» Document passage

-- Begin --

M.M.'s offer of proof testimony then continued to address whether a margin should be considered in setting mortality assumptions used to calculate monthly COI rates:

Q: Okay. And with respect to the use of assumptions, the use of mortality assumption. Is it appropriate as an actuary in a pricing or repricing exercise to build in a margin into the pricing model?
A: Well, the Actuarial Standards of Practice regarding pricing of policies would say actuaries should consider having a margin when determining pricing of a product.
Q: And the margin, is the margin a mortality factor?
A: Well, the margin could be based on, for example, fluctuations in mortality. But would definitely be related to mortality. So I would say that would be a mortality factor. Yes.
Q: And so in your experience as a professional actuary with 40 years of experience at Kansas City Life, if you are saying the cost of insurance rate equal to mortality factors only, what would you consider to be an appropriate margin for the mortality assumption used in that determination?
A: Well, for example, if I were looking at the original pricing assumptions, I would assume about a 10 percent margin on top of that would be an appropriate margin for the additional benefits that are not covered by the cost or by the mortality assumptions, and for fluctuations, and for risk and uncertainty. Especially in today's world, where there is just a lot of factors affecting mortality.
Q: And [M.M.], have you calculated class-wide damages using such a margin in the mortality assumptions?
A: Yes, I have.

-- End --

» Data lines
-- Begin --

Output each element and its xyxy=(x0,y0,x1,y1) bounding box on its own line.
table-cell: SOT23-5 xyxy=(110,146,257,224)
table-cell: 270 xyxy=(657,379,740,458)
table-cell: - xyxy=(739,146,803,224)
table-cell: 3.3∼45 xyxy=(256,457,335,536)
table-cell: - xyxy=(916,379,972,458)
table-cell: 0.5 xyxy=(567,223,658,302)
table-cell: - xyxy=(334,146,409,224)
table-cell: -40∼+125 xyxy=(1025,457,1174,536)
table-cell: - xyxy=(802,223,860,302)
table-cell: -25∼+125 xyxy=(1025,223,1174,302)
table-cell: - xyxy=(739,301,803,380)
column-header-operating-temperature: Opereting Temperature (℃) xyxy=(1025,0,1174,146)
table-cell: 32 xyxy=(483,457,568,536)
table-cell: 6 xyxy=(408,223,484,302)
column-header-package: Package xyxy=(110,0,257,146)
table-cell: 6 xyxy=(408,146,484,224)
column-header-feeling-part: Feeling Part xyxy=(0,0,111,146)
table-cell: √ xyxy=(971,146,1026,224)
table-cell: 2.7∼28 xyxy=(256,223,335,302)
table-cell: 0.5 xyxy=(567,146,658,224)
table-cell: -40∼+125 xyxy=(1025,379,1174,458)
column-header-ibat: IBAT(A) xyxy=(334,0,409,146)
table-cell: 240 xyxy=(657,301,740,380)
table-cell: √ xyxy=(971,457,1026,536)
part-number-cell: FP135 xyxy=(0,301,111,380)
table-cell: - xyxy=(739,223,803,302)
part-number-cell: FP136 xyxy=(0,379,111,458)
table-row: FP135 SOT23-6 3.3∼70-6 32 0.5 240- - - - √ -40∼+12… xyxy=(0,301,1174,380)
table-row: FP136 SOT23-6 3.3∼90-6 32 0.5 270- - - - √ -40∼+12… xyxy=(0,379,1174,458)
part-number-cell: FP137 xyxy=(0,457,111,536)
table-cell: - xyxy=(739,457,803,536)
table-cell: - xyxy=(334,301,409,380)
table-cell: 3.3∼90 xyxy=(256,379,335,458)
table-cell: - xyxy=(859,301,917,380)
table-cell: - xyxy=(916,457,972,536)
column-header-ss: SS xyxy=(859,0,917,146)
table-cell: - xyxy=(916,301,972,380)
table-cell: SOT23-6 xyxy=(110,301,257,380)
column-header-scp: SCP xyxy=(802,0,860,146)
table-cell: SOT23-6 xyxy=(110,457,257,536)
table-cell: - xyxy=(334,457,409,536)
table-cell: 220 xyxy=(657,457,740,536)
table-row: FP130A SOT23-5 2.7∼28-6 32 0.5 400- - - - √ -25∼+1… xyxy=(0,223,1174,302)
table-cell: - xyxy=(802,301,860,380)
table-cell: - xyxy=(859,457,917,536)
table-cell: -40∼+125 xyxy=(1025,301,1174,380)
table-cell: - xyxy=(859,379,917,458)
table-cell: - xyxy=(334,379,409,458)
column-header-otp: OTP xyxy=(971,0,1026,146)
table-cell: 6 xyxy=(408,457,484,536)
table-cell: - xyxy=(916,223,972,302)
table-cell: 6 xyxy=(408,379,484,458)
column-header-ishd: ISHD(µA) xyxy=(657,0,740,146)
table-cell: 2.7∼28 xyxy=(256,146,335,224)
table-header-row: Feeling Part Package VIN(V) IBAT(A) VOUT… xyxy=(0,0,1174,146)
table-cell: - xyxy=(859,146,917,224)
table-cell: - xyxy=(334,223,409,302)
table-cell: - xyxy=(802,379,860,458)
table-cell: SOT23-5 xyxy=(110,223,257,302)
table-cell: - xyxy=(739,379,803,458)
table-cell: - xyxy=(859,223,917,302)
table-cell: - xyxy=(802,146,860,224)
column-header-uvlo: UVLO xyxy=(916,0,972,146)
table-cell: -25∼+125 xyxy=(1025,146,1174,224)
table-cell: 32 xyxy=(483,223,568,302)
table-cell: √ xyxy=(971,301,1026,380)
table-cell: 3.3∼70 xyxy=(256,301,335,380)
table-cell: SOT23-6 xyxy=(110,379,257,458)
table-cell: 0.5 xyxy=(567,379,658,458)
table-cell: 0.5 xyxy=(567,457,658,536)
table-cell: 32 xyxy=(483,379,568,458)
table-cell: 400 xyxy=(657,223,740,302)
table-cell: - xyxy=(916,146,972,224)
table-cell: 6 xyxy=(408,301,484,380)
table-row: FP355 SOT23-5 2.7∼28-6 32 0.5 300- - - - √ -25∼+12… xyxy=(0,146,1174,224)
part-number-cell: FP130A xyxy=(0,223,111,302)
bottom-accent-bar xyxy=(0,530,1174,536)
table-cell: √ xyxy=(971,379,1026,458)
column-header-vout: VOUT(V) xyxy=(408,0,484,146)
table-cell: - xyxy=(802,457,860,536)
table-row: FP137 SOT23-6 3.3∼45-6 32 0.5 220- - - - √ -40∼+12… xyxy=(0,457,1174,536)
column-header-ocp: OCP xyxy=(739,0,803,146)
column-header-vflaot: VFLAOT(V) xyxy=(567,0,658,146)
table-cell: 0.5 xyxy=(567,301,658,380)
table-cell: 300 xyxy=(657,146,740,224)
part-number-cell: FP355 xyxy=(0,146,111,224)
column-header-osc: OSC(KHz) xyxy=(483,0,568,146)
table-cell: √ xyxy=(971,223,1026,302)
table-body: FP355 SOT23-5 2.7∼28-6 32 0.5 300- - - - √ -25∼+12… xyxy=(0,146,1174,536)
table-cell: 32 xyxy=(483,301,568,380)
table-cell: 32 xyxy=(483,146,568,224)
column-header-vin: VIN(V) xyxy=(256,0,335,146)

-- End --

» Problems and tasks
A - From the testimony on mortality margins, list each thing the witness says an approximately 10 percent margin would be appropriate for.
B - Write a continuation of the testimony on mortality margins, picking up right after its final answer.

» Expected responses
A -
- The additional benefits that are not covered by the cost or by the mortality assumptions
- Fluctuations
- Risk and uncertainty

B -
Q: And what was the number that you calculated?
A: I have calculated a damages amount of $5.6 million.
Q: And is that $5.6 million across the entire class in this Karr case?
A: Yes. Every policy in the Karr case.
(Emphasis added.) M.M. testified on cross-examination during the offer of proof that his calculation was something he had been working on over the past couple of weeks and that it had not been previously provided to Karr's counsel.

The offer of proof was followed by a lengthy debate about whether M.M.'s alternative damage calculation for the Class based on use of a margin over and above mortality assumptions could be admitted because the opinion had not been previously disclosed. At the end of the discussion, the trial court ruled it would not permit M.M. to testify that it was his opinion that Class-wide damages were only $5.6 million because the opinion had not been previously disclosed and was a surprise to everyone, including the trial court. To that point, the trial court noted:

The Court: All right. Let me say this for the record too. I had no idea until the end of the offer of proof that this issue was even percolating. No one said . . . anything to me about a proposed, really an opinion to come from this witness about the very central issue in this trial. That is the calculation of damages based upon the violation of policies.
....
And I thought we were dealing with this offer of proof, because how it was represented to me was it was going to be regarding the issue of margins. ....
In any event, this was a total surprise to me. And I think the Missouri rule about nonretained experts of parties, employees of parties in a case, obviously addresses a situation where a witness is testifying, happens to have qualifications in a certain area they work in, and they are going to give testimony about something in the case.
It's an altogether different thing to have an expert, in fact, who is the head actuary at [KCL] do his own examination and calculation of what he thinks the damages ought to be based upon his method, and then to pretend like that's just some normal nonretained expert situation.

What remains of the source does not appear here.